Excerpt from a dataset
▬▬▬▬▬▬

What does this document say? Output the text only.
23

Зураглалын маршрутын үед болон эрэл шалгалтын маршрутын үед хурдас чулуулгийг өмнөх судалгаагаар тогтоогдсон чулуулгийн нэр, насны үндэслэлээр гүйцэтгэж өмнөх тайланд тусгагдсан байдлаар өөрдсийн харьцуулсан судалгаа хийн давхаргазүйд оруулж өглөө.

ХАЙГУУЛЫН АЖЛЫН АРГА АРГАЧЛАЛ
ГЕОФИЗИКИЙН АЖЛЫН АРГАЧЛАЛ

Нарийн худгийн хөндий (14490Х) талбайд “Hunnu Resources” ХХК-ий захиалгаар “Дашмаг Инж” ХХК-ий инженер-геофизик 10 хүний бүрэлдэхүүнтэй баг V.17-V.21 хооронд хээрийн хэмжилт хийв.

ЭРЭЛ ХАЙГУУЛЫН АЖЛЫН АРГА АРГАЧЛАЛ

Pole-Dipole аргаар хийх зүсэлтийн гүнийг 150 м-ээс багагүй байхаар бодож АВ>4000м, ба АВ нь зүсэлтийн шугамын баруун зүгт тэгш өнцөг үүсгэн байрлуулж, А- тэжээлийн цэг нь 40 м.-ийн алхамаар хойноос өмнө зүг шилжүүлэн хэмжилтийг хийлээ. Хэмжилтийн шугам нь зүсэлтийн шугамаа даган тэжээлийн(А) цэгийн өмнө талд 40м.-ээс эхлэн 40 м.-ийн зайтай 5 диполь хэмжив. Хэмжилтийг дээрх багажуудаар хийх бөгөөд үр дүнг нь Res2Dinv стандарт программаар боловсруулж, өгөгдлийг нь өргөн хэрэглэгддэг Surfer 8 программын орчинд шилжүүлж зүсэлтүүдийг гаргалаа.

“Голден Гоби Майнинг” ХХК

▬▬▬▬▬▬

*WORK INSTRUCTIONS:* Where a line holds "АЖЛЫН", copy it out.

*ANSWER TO THE EXERCISE:*
ХАЙГУУЛЫН АЖЛЫН АРГА АРГАЧЛАЛ
ГЕОФИЗИКИЙН АЖЛЫН АРГАЧЛАЛ
ЭРЭЛ ХАЙГУУЛЫН АЖЛЫН АРГА АРГАЧЛАЛ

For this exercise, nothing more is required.